Can the data below be echoed back word for word?

##############################

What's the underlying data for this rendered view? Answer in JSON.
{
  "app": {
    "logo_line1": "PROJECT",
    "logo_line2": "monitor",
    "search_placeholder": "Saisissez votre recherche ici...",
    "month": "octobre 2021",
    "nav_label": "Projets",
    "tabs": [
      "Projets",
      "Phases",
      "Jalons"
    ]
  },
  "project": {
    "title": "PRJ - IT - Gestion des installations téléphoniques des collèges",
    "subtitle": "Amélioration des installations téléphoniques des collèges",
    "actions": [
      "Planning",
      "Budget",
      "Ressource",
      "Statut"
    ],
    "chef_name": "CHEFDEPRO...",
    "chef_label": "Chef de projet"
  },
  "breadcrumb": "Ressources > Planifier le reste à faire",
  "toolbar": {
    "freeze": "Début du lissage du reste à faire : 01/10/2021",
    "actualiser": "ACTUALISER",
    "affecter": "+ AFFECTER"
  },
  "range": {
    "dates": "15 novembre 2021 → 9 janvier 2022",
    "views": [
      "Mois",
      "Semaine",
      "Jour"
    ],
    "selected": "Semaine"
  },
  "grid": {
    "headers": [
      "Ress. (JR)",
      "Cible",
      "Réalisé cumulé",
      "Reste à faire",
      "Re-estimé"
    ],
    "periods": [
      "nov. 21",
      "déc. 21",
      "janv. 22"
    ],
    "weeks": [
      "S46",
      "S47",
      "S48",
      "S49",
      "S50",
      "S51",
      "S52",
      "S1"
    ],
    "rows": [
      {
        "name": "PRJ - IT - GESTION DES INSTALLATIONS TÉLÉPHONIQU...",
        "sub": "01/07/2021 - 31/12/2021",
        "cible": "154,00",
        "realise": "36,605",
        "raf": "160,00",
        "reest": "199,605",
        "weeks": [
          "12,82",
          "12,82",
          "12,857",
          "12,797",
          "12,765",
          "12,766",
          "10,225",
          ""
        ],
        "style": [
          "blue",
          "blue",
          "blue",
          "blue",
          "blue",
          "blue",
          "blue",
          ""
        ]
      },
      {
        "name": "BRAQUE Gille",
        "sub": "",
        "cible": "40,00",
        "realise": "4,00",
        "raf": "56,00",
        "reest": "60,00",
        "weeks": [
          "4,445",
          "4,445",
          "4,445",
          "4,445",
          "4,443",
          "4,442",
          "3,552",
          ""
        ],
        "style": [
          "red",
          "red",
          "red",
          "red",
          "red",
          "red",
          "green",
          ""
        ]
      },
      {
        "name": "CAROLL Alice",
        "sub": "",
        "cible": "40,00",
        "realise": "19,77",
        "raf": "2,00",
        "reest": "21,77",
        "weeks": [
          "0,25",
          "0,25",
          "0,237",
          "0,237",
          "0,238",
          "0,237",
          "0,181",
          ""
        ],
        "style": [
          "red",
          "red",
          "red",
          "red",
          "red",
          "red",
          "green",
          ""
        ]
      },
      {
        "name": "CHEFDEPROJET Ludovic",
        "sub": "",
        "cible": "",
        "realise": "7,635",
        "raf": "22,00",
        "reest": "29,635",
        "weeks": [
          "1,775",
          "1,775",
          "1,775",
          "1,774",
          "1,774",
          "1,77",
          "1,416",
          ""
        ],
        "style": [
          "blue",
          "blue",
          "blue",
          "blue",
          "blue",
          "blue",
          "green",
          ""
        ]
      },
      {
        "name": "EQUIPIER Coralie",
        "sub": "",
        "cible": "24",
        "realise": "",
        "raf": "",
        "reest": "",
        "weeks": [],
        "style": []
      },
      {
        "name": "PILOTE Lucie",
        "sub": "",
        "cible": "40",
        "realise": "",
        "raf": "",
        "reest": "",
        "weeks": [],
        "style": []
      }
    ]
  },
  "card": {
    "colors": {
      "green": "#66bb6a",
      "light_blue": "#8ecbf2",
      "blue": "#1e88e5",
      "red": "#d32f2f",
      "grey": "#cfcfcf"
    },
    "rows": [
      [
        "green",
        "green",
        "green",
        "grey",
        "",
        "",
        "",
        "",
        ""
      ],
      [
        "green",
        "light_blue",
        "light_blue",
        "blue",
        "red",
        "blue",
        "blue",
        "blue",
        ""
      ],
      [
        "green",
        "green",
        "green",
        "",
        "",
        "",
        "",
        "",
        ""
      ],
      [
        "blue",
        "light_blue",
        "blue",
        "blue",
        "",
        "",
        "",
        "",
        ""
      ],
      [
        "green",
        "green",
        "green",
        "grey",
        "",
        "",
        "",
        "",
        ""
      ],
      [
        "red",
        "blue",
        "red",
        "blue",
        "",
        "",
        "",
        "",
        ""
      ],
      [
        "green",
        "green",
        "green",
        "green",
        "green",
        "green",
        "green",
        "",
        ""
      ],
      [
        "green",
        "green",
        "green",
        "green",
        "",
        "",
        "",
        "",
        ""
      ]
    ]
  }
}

##############################

Completed task »
What's the underlying data for this rendered view? Answer in JSON.
{
  "app": {
    "logo_line1": "PROJECT",
    "logo_line2": "monitor",
    "search_placeholder": "Saisissez votre recherche ici...",
    "month": "octobre 2021",
    "nav_label": "Projets",
    "tabs": [
      "Projets",
      "Phases",
      "Jalons"
    ]
  },
  "project": {
    "title": "PRJ - IT - Gestion des installations téléphoniques des collèges",
    "subtitle": "Amélioration des installations téléphoniques des collèges",
    "actions": [
      "Planning",
      "Budget",
      "Ressource",
      "Statut"
    ],
    "chef_name": "CHEFDEPRO...",
    "chef_label": "Chef de projet"
  },
  "breadcrumb": "Ressources > Planifier le reste à faire",
  "toolbar": {
    "freeze": "Début du lissage du reste à faire : 01/10/2021",
    "actualiser": "ACTUALISER",
    "affecter": "+ AFFECTER"
  },
  "range": {
    "dates": "15 novembre 2021 → 9 janvier 2022",
    "views": [
      "Mois",
      "Semaine",
      "Jour"
    ],
    "selected": "Semaine"
  },
  "grid": {
    "headers": [
      "Ress. (JR)",
      "Cible",
      "Réalisé cumulé",
      "Reste à faire",
      "Re-estimé"
    ],
    "periods": [
      "nov. 21",
      "déc. 21",
      "janv. 22"
    ],
    "weeks": [
      "S46",
      "S47",
      "S48",
      "S49",
      "S50",
      "S51",
      "S52",
      "S1"
    ],
    "rows": [
      {
        "name": "PRJ - IT - GESTION DES INSTALLATIONS TÉLÉPHONIQU...",
        "sub": "01/07/2021 - 31/12/2021",
        "cible": "154,00",
        "realise": "36,605",
        "raf": "160,00",
        "reest": "199,605",
        "weeks": [
          "12,82",
          "12,82",
          "12,857",
          "12,797",
          "12,765",
          "12,766",
          "10,225",
          ""
        ],
        "style": [
          "blue",
          "blue",
          "blue",
          "blue",
          "blue",
          "blue",
          "blue",
          ""
        ]
      },
      {
        "name": "BRAQUE Gille",
        "sub": "",
        "cible": "40,00",
        "realise": "4,00",
        "raf": "56,00",
        "reest": "60,00",
        "weeks": [
          "4,445",
          "4,445",
          "4,445",
          "4,445",
          "4,443",
          "4,442",
          "3,552",
          ""
        ],
        "style": [
          "red",
          "red",
          "red",
          "red",
          "red",
          "red",
          "green",
          ""
        ]
      },
      {
        "name": "CAROLL Alice",
        "sub": "",
        "cible": "40,00",
        "realise": "19,77",
        "raf": "2,00",
        "reest": "21,77",
        "weeks": [
          "0,25",
          "0,25",
          "0,237",
          "0,237",
          "0,238",
          "0,237",
          "0,181",
          ""
        ],
        "style": [
          "red",
          "red",
          "red",
          "red",
          "red",
          "red",
          "green",
          ""
        ]
      },
      {
        "name": "CHEFDEPROJET Ludovic",
        "sub": "",
        "cible": "",
        "realise": "7,635",
        "raf": "22,00",
        "reest": "29,635",
        "weeks": [
          "1,775",
          "1,775",
          "1,775",
          "1,774",
          "1,774",
          "1,77",
          "1,416",
          ""
        ],
        "style": [
          "blue",
          "blue",
          "blue",
          "blue",
          "blue",
          "blue",
          "green",
          ""
        ]
      },
      {
        "name": "EQUIPIER Coralie",
        "sub": "",
        "cible": "24",
        "realise": "",
        "raf": "",
        "reest": "",
        "weeks": [],
        "style": []
      },
      {
        "name": "PILOTE Lucie",
        "sub": "",
        "cible": "40",
        "realise": "",
        "raf": "",
        "reest": "",
        "weeks": [],
        "style": []
      }
    ]
  },
  "card": {
    "colors": {
      "green": "#66bb6a",
      "light_blue": "#8ecbf2",
      "blue": "#1e88e5",
      "red": "#d32f2f",
      "grey": "#cfcfcf"
    },
    "rows": [
      [
        "green",
        "green",
        "green",
        "grey",
        "",
        "",
        "",
        "",
        ""
      ],
      [
        "green",
        "light_blue",
        "light_blue",
        "blue",
        "red",
        "blue",
        "blue",
        "blue",
        ""
      ],
      [
        "green",
        "green",
        "green",
        "",
        "",
        "",
        "",
        "",
        ""
      ],
      [
        "blue",
        "light_blue",
        "blue",
        "blue",
        "",
        "",
        "",
        "",
        ""
      ],
      [
        "green",
        "green",
        "green",
        "grey",
        "",
        "",
        "",
        "",
        ""
      ],
      [
        "red",
        "blue",
        "red",
        "blue",
        "",
        "",
        "",
        "",
        ""
      ],
      [
        "green",
        "green",
        "green",
        "green",
        "green",
        "green",
        "green",
        "",
        ""
      ],
      [
        "green",
        "green",
        "green",
        "green",
        "",
        "",
        "",
        "",
        ""
      ]
    ]
  }
}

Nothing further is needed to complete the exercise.